(Figure contents as structured data)
************

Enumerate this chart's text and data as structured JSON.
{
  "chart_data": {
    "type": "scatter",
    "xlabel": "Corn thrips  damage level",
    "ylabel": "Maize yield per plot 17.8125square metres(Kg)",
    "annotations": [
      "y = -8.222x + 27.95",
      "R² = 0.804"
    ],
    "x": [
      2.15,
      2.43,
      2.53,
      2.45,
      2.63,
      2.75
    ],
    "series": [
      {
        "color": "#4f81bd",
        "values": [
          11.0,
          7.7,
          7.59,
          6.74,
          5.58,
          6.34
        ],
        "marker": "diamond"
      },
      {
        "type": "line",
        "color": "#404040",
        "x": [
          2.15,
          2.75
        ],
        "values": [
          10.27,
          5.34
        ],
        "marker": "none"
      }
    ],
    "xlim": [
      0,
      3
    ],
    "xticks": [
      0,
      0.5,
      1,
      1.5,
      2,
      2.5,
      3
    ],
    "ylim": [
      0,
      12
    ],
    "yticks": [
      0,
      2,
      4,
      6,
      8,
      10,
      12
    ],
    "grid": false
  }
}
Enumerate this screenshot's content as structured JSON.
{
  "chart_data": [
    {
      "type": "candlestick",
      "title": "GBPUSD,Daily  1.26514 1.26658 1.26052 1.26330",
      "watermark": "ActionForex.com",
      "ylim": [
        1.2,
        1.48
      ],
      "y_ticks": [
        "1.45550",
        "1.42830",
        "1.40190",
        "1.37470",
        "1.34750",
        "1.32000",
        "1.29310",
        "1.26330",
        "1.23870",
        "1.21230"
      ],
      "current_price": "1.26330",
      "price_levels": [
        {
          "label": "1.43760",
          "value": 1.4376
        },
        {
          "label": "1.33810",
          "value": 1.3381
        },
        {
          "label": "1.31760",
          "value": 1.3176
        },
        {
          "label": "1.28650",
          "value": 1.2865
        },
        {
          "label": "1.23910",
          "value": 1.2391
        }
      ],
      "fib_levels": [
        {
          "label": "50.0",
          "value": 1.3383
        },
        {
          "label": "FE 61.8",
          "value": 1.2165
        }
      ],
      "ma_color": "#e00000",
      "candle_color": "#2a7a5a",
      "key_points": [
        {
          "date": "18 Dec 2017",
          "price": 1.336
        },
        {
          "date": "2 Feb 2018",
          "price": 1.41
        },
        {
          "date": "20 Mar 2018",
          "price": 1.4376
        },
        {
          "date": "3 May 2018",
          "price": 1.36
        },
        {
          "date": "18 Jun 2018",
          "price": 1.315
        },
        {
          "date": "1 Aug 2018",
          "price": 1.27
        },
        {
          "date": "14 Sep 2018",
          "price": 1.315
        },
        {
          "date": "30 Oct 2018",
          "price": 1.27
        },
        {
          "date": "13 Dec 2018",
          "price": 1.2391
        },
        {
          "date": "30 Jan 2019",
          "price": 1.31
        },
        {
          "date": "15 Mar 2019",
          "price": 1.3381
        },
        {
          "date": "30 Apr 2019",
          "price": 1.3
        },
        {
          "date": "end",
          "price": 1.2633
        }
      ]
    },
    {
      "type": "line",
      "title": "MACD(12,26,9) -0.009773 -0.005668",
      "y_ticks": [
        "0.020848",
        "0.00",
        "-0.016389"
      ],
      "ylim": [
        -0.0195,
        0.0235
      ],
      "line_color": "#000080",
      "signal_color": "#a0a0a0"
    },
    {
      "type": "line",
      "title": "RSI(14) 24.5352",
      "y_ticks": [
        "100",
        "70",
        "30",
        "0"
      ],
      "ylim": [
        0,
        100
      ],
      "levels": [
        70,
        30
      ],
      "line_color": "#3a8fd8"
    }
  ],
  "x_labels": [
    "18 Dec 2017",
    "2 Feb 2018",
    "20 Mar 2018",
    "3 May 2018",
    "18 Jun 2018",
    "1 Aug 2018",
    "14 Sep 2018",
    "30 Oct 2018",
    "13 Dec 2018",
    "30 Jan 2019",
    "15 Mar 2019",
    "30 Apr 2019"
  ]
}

************

## What is asked
Return each line with "Enumerate".

## Exercise answer
Enumerate this chart's text and data as structured JSON.
Enumerate this screenshot's content as structured JSON.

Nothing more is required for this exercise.